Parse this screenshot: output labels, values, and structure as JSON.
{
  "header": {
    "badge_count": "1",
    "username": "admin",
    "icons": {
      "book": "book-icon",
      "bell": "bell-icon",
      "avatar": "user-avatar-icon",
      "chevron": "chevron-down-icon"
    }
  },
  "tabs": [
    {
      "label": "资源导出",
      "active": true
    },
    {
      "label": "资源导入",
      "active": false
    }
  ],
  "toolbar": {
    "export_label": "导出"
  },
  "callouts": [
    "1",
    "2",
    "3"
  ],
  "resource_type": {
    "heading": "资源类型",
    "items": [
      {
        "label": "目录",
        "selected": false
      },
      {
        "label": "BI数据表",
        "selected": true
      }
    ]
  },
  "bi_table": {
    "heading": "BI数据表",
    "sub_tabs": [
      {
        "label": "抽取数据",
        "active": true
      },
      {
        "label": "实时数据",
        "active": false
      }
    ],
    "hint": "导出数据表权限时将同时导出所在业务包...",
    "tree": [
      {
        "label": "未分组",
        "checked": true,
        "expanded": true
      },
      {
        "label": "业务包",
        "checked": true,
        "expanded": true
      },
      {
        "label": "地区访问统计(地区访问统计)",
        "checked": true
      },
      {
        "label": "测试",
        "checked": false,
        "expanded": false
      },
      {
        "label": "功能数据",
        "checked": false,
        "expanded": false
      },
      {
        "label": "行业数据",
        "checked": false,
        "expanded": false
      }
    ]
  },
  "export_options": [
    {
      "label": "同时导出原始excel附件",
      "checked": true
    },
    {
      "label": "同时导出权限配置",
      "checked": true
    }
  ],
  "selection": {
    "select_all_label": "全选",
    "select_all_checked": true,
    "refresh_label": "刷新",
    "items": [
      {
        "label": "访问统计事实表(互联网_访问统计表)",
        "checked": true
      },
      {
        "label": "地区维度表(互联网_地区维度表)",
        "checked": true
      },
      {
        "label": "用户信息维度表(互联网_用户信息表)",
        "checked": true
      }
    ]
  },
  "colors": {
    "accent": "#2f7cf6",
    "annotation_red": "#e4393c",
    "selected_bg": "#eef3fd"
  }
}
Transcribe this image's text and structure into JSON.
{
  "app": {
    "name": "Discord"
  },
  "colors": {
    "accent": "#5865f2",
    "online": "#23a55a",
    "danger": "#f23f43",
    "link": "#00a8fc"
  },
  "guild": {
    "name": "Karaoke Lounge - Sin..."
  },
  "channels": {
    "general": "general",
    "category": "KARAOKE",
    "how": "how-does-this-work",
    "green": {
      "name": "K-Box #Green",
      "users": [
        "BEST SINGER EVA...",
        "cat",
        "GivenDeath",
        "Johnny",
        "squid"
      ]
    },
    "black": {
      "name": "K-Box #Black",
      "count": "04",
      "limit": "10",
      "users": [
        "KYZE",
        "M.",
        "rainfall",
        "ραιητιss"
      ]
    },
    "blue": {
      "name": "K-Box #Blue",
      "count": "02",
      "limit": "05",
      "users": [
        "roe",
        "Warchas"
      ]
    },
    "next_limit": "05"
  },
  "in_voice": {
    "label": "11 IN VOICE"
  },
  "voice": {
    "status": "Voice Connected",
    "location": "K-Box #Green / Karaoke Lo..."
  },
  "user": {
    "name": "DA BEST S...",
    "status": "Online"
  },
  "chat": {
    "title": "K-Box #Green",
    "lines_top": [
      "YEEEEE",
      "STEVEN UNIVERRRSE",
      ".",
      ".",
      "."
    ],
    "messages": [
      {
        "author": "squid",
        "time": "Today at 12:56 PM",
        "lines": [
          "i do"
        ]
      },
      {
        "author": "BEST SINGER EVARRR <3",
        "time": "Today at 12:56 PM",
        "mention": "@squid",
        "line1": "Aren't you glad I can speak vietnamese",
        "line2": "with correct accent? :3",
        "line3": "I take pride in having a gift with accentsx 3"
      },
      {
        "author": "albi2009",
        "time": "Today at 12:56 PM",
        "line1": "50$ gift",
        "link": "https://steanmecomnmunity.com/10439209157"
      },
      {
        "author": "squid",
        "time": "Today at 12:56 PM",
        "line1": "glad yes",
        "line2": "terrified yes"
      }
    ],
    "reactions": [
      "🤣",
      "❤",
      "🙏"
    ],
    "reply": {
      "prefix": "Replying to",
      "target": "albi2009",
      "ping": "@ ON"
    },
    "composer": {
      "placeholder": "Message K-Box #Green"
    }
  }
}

Work to do. Exactly reproduce every line of the data above.

Exercise response.
Parse this screenshot: output labels, values, and structure as JSON.
{
  "header": {
    "badge_count": "1",
    "username": "admin",
    "icons": {
      "book": "book-icon",
      "bell": "bell-icon",
      "avatar": "user-avatar-icon",
      "chevron": "chevron-down-icon"
    }
  },
  "tabs": [
    {
      "label": "资源导出",
      "active": true
    },
    {
      "label": "资源导入",
      "active": false
    }
  ],
  "toolbar": {
    "export_label": "导出"
  },
  "callouts": [
    "1",
    "2",
    "3"
  ],
  "resource_type": {
    "heading": "资源类型",
    "items": [
      {
        "label": "目录",
        "selected": false
      },
      {
        "label": "BI数据表",
        "selected": true
      }
    ]
  },
  "bi_table": {
    "heading": "BI数据表",
    "sub_tabs": [
      {
        "label": "抽取数据",
        "active": true
      },
      {
        "label": "实时数据",
        "active": false
      }
    ],
    "hint": "导出数据表权限时将同时导出所在业务包...",
    "tree": [
      {
        "label": "未分组",
        "checked": true,
        "expanded": true
      },
      {
        "label": "业务包",
        "checked": true,
        "expanded": true
      },
      {
        "label": "地区访问统计(地区访问统计)",
        "checked": true
      },
      {
        "label": "测试",
        "checked": false,
        "expanded": false
      },
      {
        "label": "功能数据",
        "checked": false,
        "expanded": false
      },
      {
        "label": "行业数据",
        "checked": false,
        "expanded": false
      }
    ]
  },
  "export_options": [
    {
      "label": "同时导出原始excel附件",
      "checked": true
    },
    {
      "label": "同时导出权限配置",
      "checked": true
    }
  ],
  "selection": {
    "select_all_label": "全选",
    "select_all_checked": true,
    "refresh_label": "刷新",
    "items": [
      {
        "label": "访问统计事实表(互联网_访问统计表)",
        "checked": true
      },
      {
        "label": "地区维度表(互联网_地区维度表)",
        "checked": true
      },
      {
        "label": "用户信息维度表(互联网_用户信息表)",
        "checked": true
      }
    ]
  },
  "colors": {
    "accent": "#2f7cf6",
    "annotation_red": "#e4393c",
    "selected_bg": "#eef3fd"
  }
}
Transcribe this image's text and structure into JSON.
{
  "app": {
    "name": "Discord"
  },
  "colors": {
    "accent": "#5865f2",
    "online": "#23a55a",
    "danger": "#f23f43",
    "link": "#00a8fc"
  },
  "guild": {
    "name": "Karaoke Lounge - Sin..."
  },
  "channels": {
    "general": "general",
    "category": "KARAOKE",
    "how": "how-does-this-work",
    "green": {
      "name": "K-Box #Green",
      "users": [
        "BEST SINGER EVA...",
        "cat",
        "GivenDeath",
        "Johnny",
        "squid"
      ]
    },
    "black": {
      "name": "K-Box #Black",
      "count": "04",
      "limit": "10",
      "users": [
        "KYZE",
        "M.",
        "rainfall",
        "ραιητιss"
      ]
    },
    "blue": {
      "name": "K-Box #Blue",
      "count": "02",
      "limit": "05",
      "users": [
        "roe",
        "Warchas"
      ]
    },
    "next_limit": "05"
  },
  "in_voice": {
    "label": "11 IN VOICE"
  },
  "voice": {
    "status": "Voice Connected",
    "location": "K-Box #Green / Karaoke Lo..."
  },
  "user": {
    "name": "DA BEST S...",
    "status": "Online"
  },
  "chat": {
    "title": "K-Box #Green",
    "lines_top": [
      "YEEEEE",
      "STEVEN UNIVERRRSE",
      ".",
      ".",
      "."
    ],
    "messages": [
      {
        "author": "squid",
        "time": "Today at 12:56 PM",
        "lines": [
          "i do"
        ]
      },
      {
        "author": "BEST SINGER EVARRR <3",
        "time": "Today at 12:56 PM",
        "mention": "@squid",
        "line1": "Aren't you glad I can speak vietnamese",
        "line2": "with correct accent? :3",
        "line3": "I take pride in having a gift with accentsx 3"
      },
      {
        "author": "albi2009",
        "time": "Today at 12:56 PM",
        "line1": "50$ gift",
        "link": "https://steanmecomnmunity.com/10439209157"
      },
      {
        "author": "squid",
        "time": "Today at 12:56 PM",
        "line1": "glad yes",
        "line2": "terrified yes"
      }
    ],
    "reactions": [
      "🤣",
      "❤",
      "🙏"
    ],
    "reply": {
      "prefix": "Replying to",
      "target": "albi2009",
      "ping": "@ ON"
    },
    "composer": {
      "placeholder": "Message K-Box #Green"
    }
  }
}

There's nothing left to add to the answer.